• Work to complete: Reading the listing below, count the lines that contain the word "hydrogen" and give that count alone.

※

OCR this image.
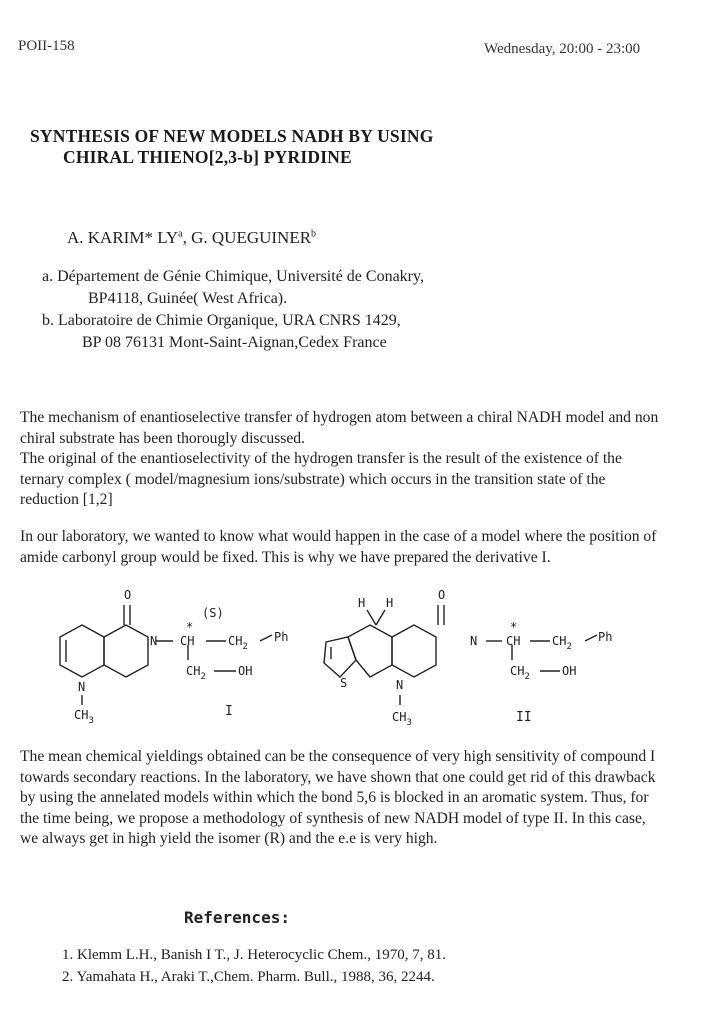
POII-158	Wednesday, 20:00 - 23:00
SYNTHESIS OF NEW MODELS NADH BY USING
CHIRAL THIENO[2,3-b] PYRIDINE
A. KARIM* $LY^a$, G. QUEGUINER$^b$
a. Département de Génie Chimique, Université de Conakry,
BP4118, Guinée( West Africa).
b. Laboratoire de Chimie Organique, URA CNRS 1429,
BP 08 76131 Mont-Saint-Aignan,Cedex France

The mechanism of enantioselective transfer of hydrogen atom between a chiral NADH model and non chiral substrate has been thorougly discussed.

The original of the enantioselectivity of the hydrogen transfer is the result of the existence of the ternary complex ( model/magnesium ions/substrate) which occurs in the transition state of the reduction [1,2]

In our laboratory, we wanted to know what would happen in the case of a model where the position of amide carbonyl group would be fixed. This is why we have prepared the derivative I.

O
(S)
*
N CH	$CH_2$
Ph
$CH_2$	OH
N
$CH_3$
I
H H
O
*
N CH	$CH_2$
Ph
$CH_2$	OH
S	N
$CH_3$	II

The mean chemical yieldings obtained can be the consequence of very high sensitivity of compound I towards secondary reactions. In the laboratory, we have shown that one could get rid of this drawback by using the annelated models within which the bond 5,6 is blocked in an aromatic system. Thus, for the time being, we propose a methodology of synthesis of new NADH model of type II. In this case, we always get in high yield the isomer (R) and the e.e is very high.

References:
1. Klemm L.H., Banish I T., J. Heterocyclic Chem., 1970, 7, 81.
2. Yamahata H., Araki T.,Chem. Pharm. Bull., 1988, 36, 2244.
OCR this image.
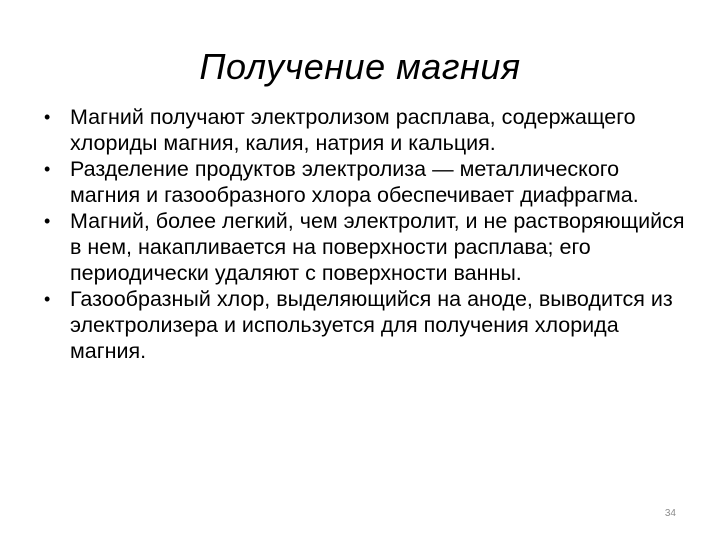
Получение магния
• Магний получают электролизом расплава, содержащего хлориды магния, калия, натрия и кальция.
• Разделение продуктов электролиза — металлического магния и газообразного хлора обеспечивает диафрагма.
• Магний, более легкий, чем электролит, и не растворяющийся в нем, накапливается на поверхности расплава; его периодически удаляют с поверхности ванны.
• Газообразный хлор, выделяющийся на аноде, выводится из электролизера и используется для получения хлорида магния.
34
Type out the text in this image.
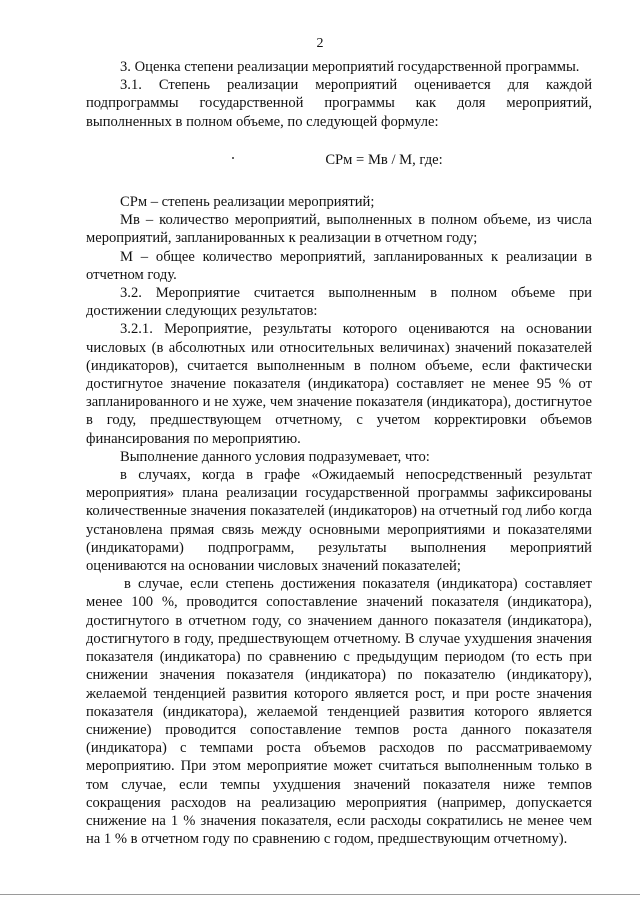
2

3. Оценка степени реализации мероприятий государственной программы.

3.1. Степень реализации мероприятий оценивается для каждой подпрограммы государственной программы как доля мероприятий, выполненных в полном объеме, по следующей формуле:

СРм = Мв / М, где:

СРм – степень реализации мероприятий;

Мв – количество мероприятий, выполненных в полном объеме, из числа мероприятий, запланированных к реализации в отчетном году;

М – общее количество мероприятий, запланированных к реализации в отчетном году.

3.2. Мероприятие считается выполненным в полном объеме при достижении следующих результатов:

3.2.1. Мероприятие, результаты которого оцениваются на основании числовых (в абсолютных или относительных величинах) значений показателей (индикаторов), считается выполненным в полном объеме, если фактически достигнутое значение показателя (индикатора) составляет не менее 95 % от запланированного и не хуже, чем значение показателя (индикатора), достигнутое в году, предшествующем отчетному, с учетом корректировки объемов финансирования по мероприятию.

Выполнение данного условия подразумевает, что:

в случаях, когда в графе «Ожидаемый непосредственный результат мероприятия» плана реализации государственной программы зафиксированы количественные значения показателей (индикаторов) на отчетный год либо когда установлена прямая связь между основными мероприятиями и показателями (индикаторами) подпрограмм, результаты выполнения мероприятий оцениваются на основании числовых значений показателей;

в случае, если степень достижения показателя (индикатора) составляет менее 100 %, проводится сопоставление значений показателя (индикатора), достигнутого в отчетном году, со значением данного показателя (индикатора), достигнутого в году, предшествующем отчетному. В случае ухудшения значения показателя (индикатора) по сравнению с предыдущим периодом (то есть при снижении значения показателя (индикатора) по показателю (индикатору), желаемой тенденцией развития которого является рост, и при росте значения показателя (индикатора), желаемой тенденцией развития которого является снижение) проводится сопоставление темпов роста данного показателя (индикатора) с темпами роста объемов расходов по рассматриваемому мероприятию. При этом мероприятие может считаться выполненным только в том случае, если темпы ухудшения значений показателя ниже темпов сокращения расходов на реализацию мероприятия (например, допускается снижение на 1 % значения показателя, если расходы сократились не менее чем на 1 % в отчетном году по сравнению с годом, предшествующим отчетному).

※

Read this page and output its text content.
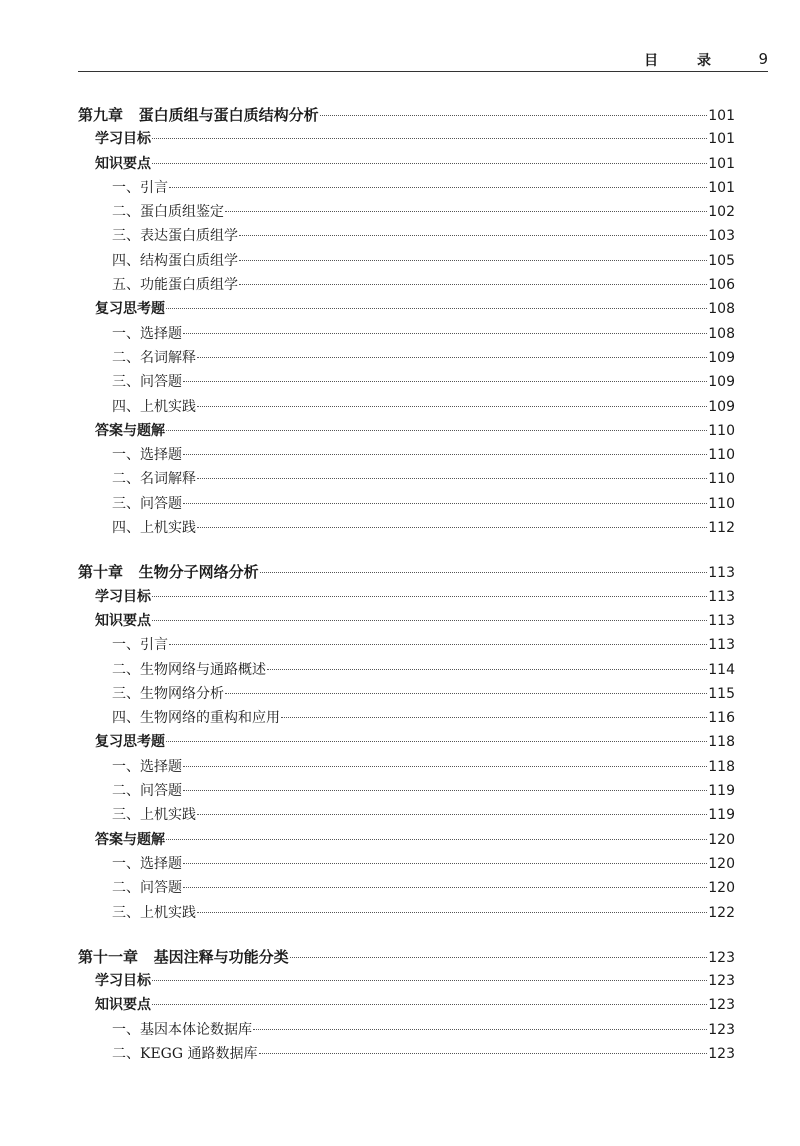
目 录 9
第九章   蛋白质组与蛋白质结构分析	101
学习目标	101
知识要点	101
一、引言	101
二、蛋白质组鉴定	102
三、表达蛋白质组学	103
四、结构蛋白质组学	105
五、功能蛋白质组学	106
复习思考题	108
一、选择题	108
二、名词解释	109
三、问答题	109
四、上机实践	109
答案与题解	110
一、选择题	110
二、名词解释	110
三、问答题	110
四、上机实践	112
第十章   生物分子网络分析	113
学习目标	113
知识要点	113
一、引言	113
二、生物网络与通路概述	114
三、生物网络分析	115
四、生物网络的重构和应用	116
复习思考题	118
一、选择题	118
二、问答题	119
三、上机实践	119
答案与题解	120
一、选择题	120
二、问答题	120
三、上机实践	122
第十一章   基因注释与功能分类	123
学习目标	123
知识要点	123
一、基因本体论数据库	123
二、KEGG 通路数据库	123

※

• Response to this task: 2